## Aim
In the data below, find each line containing the string "this" and return it.

## Provided data
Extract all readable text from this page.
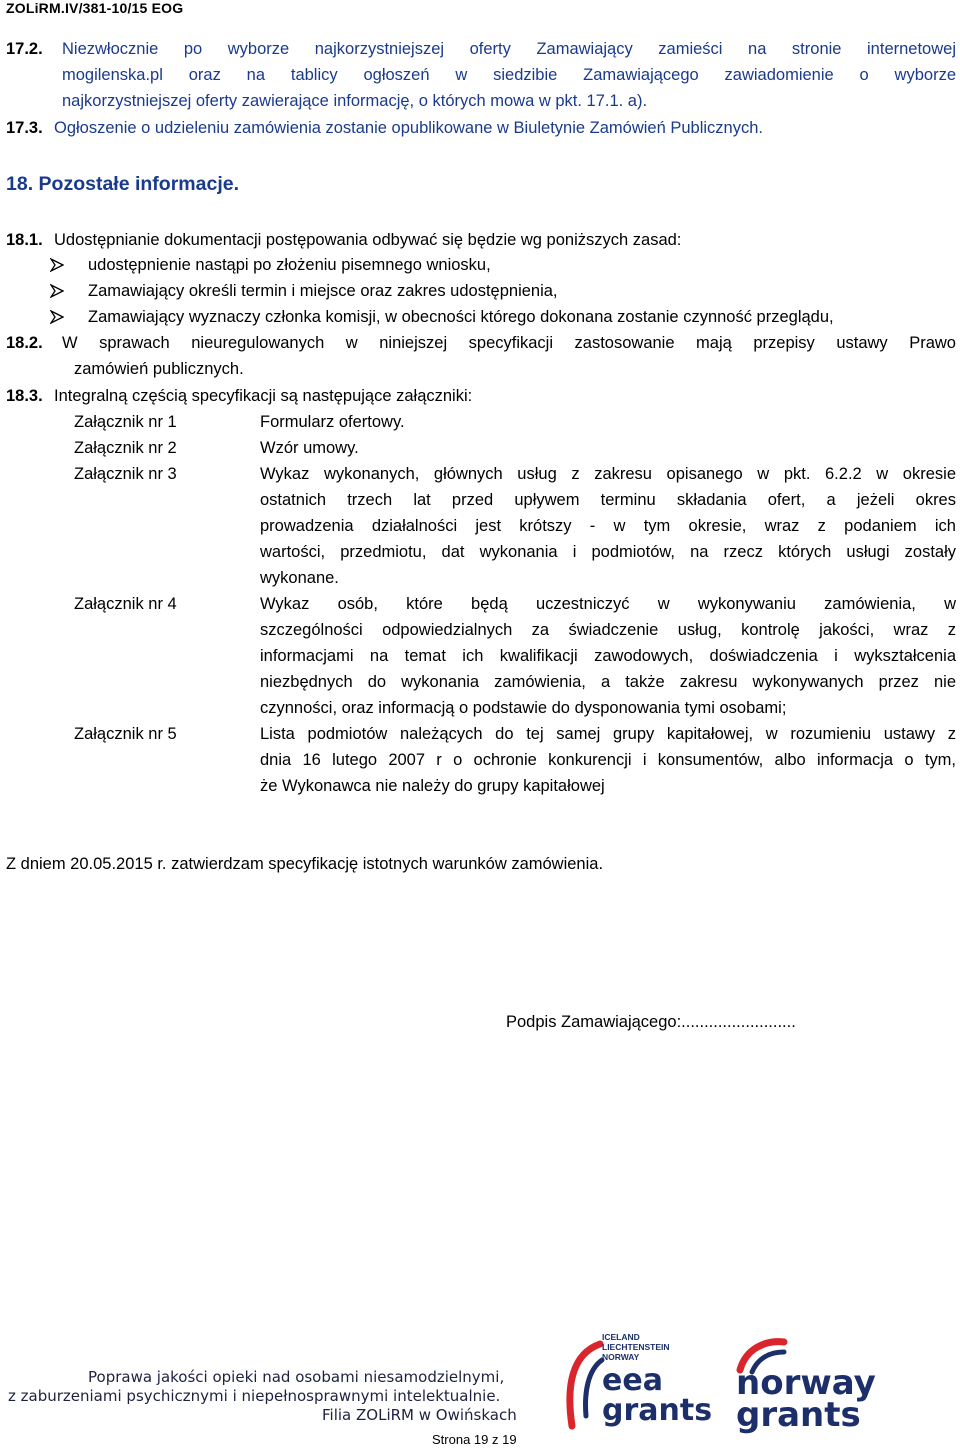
ZOLiRM.IV/381-10/15 EOG
17.2. Niezwłocznie po wyborze najkorzystniejszej oferty Zamawiający zamieści na stronie internetowej
mogilenska.pl oraz na tablicy ogłoszeń w siedzibie Zamawiającego zawiadomienie o wyborze
najkorzystniejszej oferty zawierające informację, o których mowa w pkt. 17.1. a).
17.3. Ogłoszenie o udzieleniu zamówienia zostanie opublikowane w Biuletynie Zamówień Publicznych.
18. Pozostałe informacje.
18.1. Udostępnianie dokumentacji postępowania odbywać się będzie wg poniższych zasad:
udostępnienie nastąpi po złożeniu pisemnego wniosku,
Zamawiający określi termin i miejsce oraz zakres udostępnienia,
Zamawiający wyznaczy członka komisji, w obecności którego dokonana zostanie czynność przeglądu,
18.2. W sprawach nieuregulowanych w niniejszej specyfikacji zastosowanie mają przepisy ustawy Prawo
zamówień publicznych.
18.3. Integralną częścią specyfikacji są następujące załączniki:
Załącznik nr 1	Formularz ofertowy.
Załącznik nr 2	Wzór umowy.
Załącznik nr 3	Wykaz wykonanych, głównych usług z zakresu opisanego w pkt. 6.2.2 w okresie
ostatnich trzech lat przed upływem terminu składania ofert, a jeżeli okres
prowadzenia działalności jest krótszy - w tym okresie, wraz z podaniem ich
wartości, przedmiotu, dat wykonania i podmiotów, na rzecz których usługi zostały
wykonane.
Załącznik nr 4	Wykaz osób, które będą uczestniczyć w wykonywaniu zamówienia, w
szczególności odpowiedzialnych za świadczenie usług, kontrolę jakości, wraz z
informacjami na temat ich kwalifikacji zawodowych, doświadczenia i wykształcenia
niezbędnych do wykonania zamówienia, a także zakresu wykonywanych przez nie
czynności, oraz informacją o podstawie do dysponowania tymi osobami;
Załącznik nr 5	Lista podmiotów należących do tej samej grupy kapitałowej, w rozumieniu ustawy z
dnia 16 lutego 2007 r o ochronie konkurencji i konsumentów, albo informacja o tym,
że Wykonawca nie należy do grupy kapitałowej
Z dniem 20.05.2015 r. zatwierdzam specyfikację istotnych warunków zamówienia.
Podpis Zamawiającego:.........................
Poprawa jakości opieki nad osobami niesamodzielnymi,
z zaburzeniami psychicznymi i niepełnosprawnymi intelektualnie.
Filia ZOLiRM w Owińskach
ICELAND
LIECHTENSTEIN
NORWAY
eea
grants
norway
grants
Strona 19 z 19
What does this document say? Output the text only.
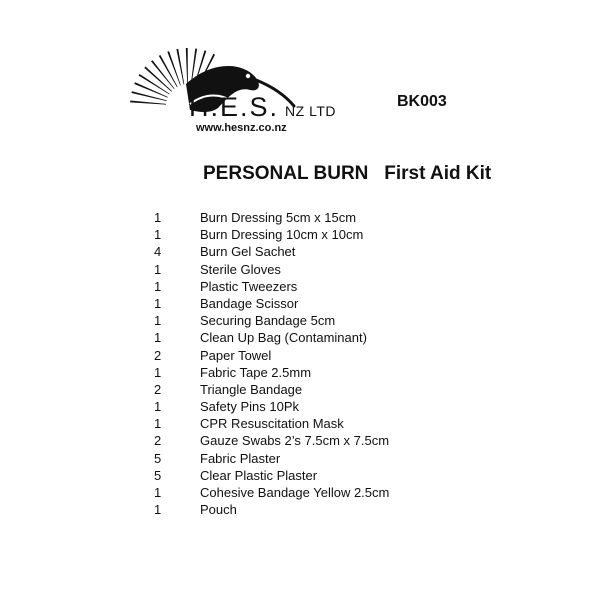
H.E.S. NZ LTD
www.hesnz.co.nz
BK003
PERSONAL BURN   First Aid Kit
1	Burn Dressing 5cm x 15cm
1	Burn Dressing 10cm x 10cm
4	Burn Gel Sachet
1	Sterile Gloves
1	Plastic Tweezers
1	Bandage Scissor
1	Securing Bandage 5cm
1	Clean Up Bag (Contaminant)
2	Paper Towel
1	Fabric Tape 2.5mm
2	Triangle Bandage
1	Safety Pins 10Pk
1	CPR Resuscitation Mask
2	Gauze Swabs 2’s 7.5cm x 7.5cm
5	Fabric Plaster
5	Clear Plastic Plaster
1	Cohesive Bandage Yellow 2.5cm
1	Pouch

## In response
Extract all readable text from this page.
What does this document say? Output the text only.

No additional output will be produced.